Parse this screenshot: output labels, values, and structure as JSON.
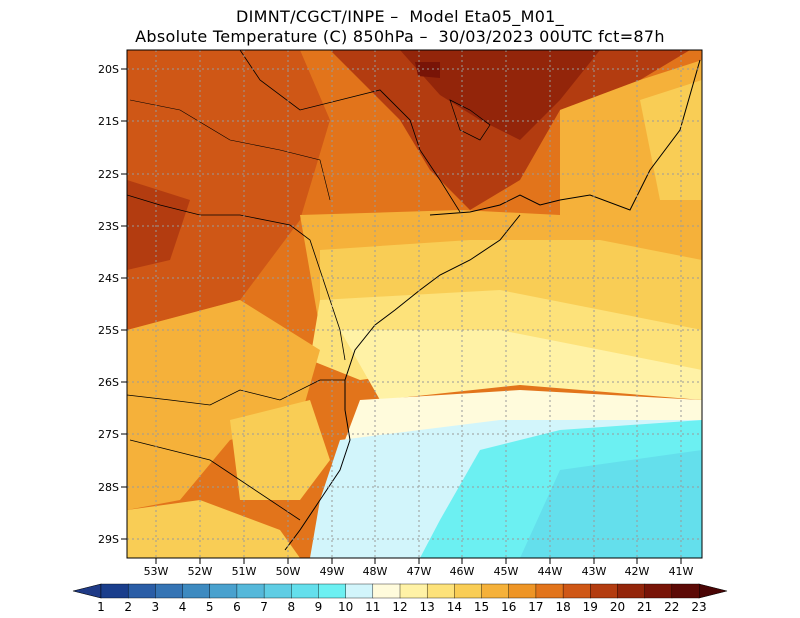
{
  "title": {
    "line1": "DIMNT/CGCT/INPE –  Model Eta05_M01_",
    "line2": "Absolute Temperature (C) 850hPa –  30/03/2023 00UTC fct=87h"
  },
  "map": {
    "lat_labels": [
      "20S",
      "21S",
      "22S",
      "23S",
      "24S",
      "25S",
      "26S",
      "27S",
      "28S",
      "29S"
    ],
    "lon_labels": [
      "53W",
      "52W",
      "51W",
      "50W",
      "49W",
      "48W",
      "47W",
      "46W",
      "45W",
      "44W",
      "43W",
      "42W",
      "41W"
    ]
  },
  "colorbar": {
    "labels": [
      "1",
      "2",
      "3",
      "4",
      "5",
      "6",
      "7",
      "8",
      "9",
      "10",
      "11",
      "12",
      "13",
      "14",
      "15",
      "16",
      "17",
      "18",
      "19",
      "20",
      "21",
      "22",
      "23"
    ],
    "colors": [
      "#1a3e8c",
      "#2a5da6",
      "#3574b4",
      "#3d8ac0",
      "#49a1ce",
      "#55b8da",
      "#5fcde4",
      "#64dfec",
      "#6cf0f2",
      "#d2f5fb",
      "#fffbdc",
      "#fff2a6",
      "#fde27a",
      "#f9cd55",
      "#f5b13a",
      "#ee9526",
      "#e2741b",
      "#cf5716",
      "#b33c10",
      "#93250a",
      "#781407",
      "#5c0a06"
    ],
    "left_arrow_color": "#1f3a86",
    "right_arrow_color": "#4a0505"
  }
}
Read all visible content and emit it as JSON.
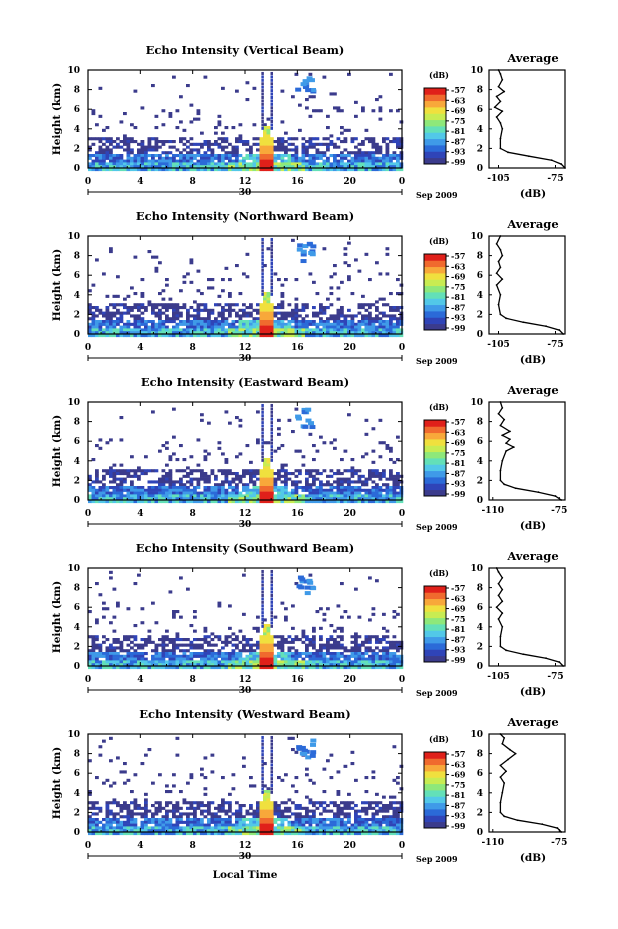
{
  "figure": {
    "x_axis_label": "Local Time",
    "y_axis_label": "Height (km)",
    "date_day": "30",
    "date_month": "Sep 2009",
    "colorbar_unit": "(dB)",
    "colorbar_ticks": [
      "-57",
      "-63",
      "-69",
      "-75",
      "-81",
      "-87",
      "-93",
      "-99"
    ],
    "colorscale": [
      "#3b3b8c",
      "#2f44b8",
      "#2b6ad8",
      "#3f9ae8",
      "#52c8e8",
      "#63e0b8",
      "#8ee87a",
      "#c8ec52",
      "#f0e03e",
      "#f8a83a",
      "#f06a2e",
      "#e0201a"
    ],
    "outline_color": "#000000"
  },
  "chart_data": [
    {
      "type": "heatmap",
      "title": "Echo Intensity (Vertical Beam)",
      "xlabel": "Local Time",
      "ylabel": "Height (km)",
      "xlim": [
        0,
        24
      ],
      "ylim": [
        0,
        10
      ],
      "x_ticks": [
        "0",
        "4",
        "8",
        "12",
        "16",
        "20",
        "0"
      ],
      "y_ticks": [
        "0",
        "2",
        "4",
        "6",
        "8",
        "10"
      ],
      "colorbar": {
        "label": "(dB)",
        "ticks": [
          "-57",
          "-63",
          "-69",
          "-75",
          "-81",
          "-87",
          "-93",
          "-99"
        ]
      },
      "profile": {
        "title": "Average",
        "xlabel": "(dB)",
        "x_ticks": [
          "-105",
          "-75"
        ],
        "xlim": [
          -110,
          -70
        ],
        "y_ticks": [
          "0",
          "2",
          "4",
          "6",
          "8",
          "10"
        ],
        "points": [
          [
            -70,
            0
          ],
          [
            -72,
            0.4
          ],
          [
            -77,
            0.8
          ],
          [
            -89,
            1.2
          ],
          [
            -100,
            1.6
          ],
          [
            -104,
            2.0
          ],
          [
            -104,
            3.0
          ],
          [
            -103,
            4.0
          ],
          [
            -104,
            4.6
          ],
          [
            -106,
            5.2
          ],
          [
            -103,
            5.8
          ],
          [
            -107,
            6.2
          ],
          [
            -104,
            6.8
          ],
          [
            -106,
            7.3
          ],
          [
            -102,
            7.8
          ],
          [
            -105,
            8.3
          ],
          [
            -103,
            9.0
          ],
          [
            -104,
            9.6
          ],
          [
            -105,
            10
          ]
        ]
      }
    },
    {
      "type": "heatmap",
      "title": "Echo Intensity (Northward Beam)",
      "xlabel": "Local Time",
      "ylabel": "Height (km)",
      "xlim": [
        0,
        24
      ],
      "ylim": [
        0,
        10
      ],
      "x_ticks": [
        "0",
        "4",
        "8",
        "12",
        "16",
        "20",
        "0"
      ],
      "y_ticks": [
        "0",
        "2",
        "4",
        "6",
        "8",
        "10"
      ],
      "colorbar": {
        "label": "(dB)",
        "ticks": [
          "-57",
          "-63",
          "-69",
          "-75",
          "-81",
          "-87",
          "-93",
          "-99"
        ]
      },
      "profile": {
        "title": "Average",
        "xlabel": "(dB)",
        "x_ticks": [
          "-105",
          "-75"
        ],
        "xlim": [
          -110,
          -70
        ],
        "y_ticks": [
          "0",
          "2",
          "4",
          "6",
          "8",
          "10"
        ],
        "points": [
          [
            -71,
            0
          ],
          [
            -73,
            0.4
          ],
          [
            -80,
            0.8
          ],
          [
            -92,
            1.2
          ],
          [
            -101,
            1.6
          ],
          [
            -104,
            2.0
          ],
          [
            -105,
            3.0
          ],
          [
            -104,
            4.0
          ],
          [
            -106,
            5.0
          ],
          [
            -103,
            5.6
          ],
          [
            -106,
            6.2
          ],
          [
            -104,
            6.8
          ],
          [
            -105,
            7.4
          ],
          [
            -103,
            8.0
          ],
          [
            -104,
            8.6
          ],
          [
            -106,
            9.2
          ],
          [
            -104,
            10
          ]
        ]
      }
    },
    {
      "type": "heatmap",
      "title": "Echo Intensity (Eastward Beam)",
      "xlabel": "Local Time",
      "ylabel": "Height (km)",
      "xlim": [
        0,
        24
      ],
      "ylim": [
        0,
        10
      ],
      "x_ticks": [
        "0",
        "4",
        "8",
        "12",
        "16",
        "20",
        "0"
      ],
      "y_ticks": [
        "0",
        "2",
        "4",
        "6",
        "8",
        "10"
      ],
      "colorbar": {
        "label": "(dB)",
        "ticks": [
          "-57",
          "-63",
          "-69",
          "-75",
          "-81",
          "-87",
          "-93",
          "-99"
        ]
      },
      "profile": {
        "title": "Average",
        "xlabel": "(dB)",
        "x_ticks": [
          "-110",
          "-75"
        ],
        "xlim": [
          -112,
          -72
        ],
        "y_ticks": [
          "0",
          "2",
          "4",
          "6",
          "8",
          "10"
        ],
        "points": [
          [
            -74,
            0
          ],
          [
            -77,
            0.4
          ],
          [
            -86,
            0.8
          ],
          [
            -98,
            1.2
          ],
          [
            -104,
            1.6
          ],
          [
            -106,
            2.0
          ],
          [
            -106,
            3.0
          ],
          [
            -105,
            4.0
          ],
          [
            -103,
            5.0
          ],
          [
            -99,
            5.4
          ],
          [
            -103,
            5.8
          ],
          [
            -101,
            6.2
          ],
          [
            -105,
            6.6
          ],
          [
            -101,
            7.0
          ],
          [
            -106,
            7.6
          ],
          [
            -104,
            8.2
          ],
          [
            -107,
            8.8
          ],
          [
            -105,
            9.4
          ],
          [
            -106,
            10
          ]
        ]
      }
    },
    {
      "type": "heatmap",
      "title": "Echo Intensity (Southward Beam)",
      "xlabel": "Local Time",
      "ylabel": "Height (km)",
      "xlim": [
        0,
        24
      ],
      "ylim": [
        0,
        10
      ],
      "x_ticks": [
        "0",
        "4",
        "8",
        "12",
        "16",
        "20",
        "0"
      ],
      "y_ticks": [
        "0",
        "2",
        "4",
        "6",
        "8",
        "10"
      ],
      "colorbar": {
        "label": "(dB)",
        "ticks": [
          "-57",
          "-63",
          "-69",
          "-75",
          "-81",
          "-87",
          "-93",
          "-99"
        ]
      },
      "profile": {
        "title": "Average",
        "xlabel": "(dB)",
        "x_ticks": [
          "-105",
          "-75"
        ],
        "xlim": [
          -110,
          -70
        ],
        "y_ticks": [
          "0",
          "2",
          "4",
          "6",
          "8",
          "10"
        ],
        "points": [
          [
            -71,
            0
          ],
          [
            -73,
            0.4
          ],
          [
            -80,
            0.8
          ],
          [
            -92,
            1.2
          ],
          [
            -101,
            1.6
          ],
          [
            -104,
            2.0
          ],
          [
            -104,
            3.0
          ],
          [
            -103,
            4.0
          ],
          [
            -105,
            4.8
          ],
          [
            -103,
            5.4
          ],
          [
            -106,
            6.0
          ],
          [
            -103,
            6.6
          ],
          [
            -105,
            7.2
          ],
          [
            -103,
            7.8
          ],
          [
            -105,
            8.4
          ],
          [
            -103,
            9.0
          ],
          [
            -105,
            9.6
          ],
          [
            -106,
            10
          ]
        ]
      }
    },
    {
      "type": "heatmap",
      "title": "Echo Intensity (Westward Beam)",
      "xlabel": "Local Time",
      "ylabel": "Height (km)",
      "xlim": [
        0,
        24
      ],
      "ylim": [
        0,
        10
      ],
      "x_ticks": [
        "0",
        "4",
        "8",
        "12",
        "16",
        "20",
        "0"
      ],
      "y_ticks": [
        "0",
        "2",
        "4",
        "6",
        "8",
        "10"
      ],
      "colorbar": {
        "label": "(dB)",
        "ticks": [
          "-57",
          "-63",
          "-69",
          "-75",
          "-81",
          "-87",
          "-93",
          "-99"
        ]
      },
      "profile": {
        "title": "Average",
        "xlabel": "(dB)",
        "x_ticks": [
          "-110",
          "-75"
        ],
        "xlim": [
          -112,
          -72
        ],
        "y_ticks": [
          "0",
          "2",
          "4",
          "6",
          "8",
          "10"
        ],
        "points": [
          [
            -74,
            0
          ],
          [
            -76,
            0.4
          ],
          [
            -84,
            0.8
          ],
          [
            -97,
            1.2
          ],
          [
            -104,
            1.6
          ],
          [
            -106,
            2.0
          ],
          [
            -106,
            3.0
          ],
          [
            -105,
            4.0
          ],
          [
            -104,
            5.0
          ],
          [
            -106,
            5.6
          ],
          [
            -103,
            6.2
          ],
          [
            -106,
            6.8
          ],
          [
            -102,
            7.4
          ],
          [
            -98,
            8.0
          ],
          [
            -101,
            8.4
          ],
          [
            -105,
            9.0
          ],
          [
            -104,
            9.6
          ],
          [
            -106,
            10
          ]
        ]
      }
    }
  ]
}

____

Extract each line from the entries above that contains the string "Intensity".

_The answer_:
      "title": "Echo Intensity (Vertical Beam)",
      "title": "Echo Intensity (Northward Beam)",
      "title": "Echo Intensity (Eastward Beam)",
      "title": "Echo Intensity (Southward Beam)",
      "title": "Echo Intensity (Westward Beam)",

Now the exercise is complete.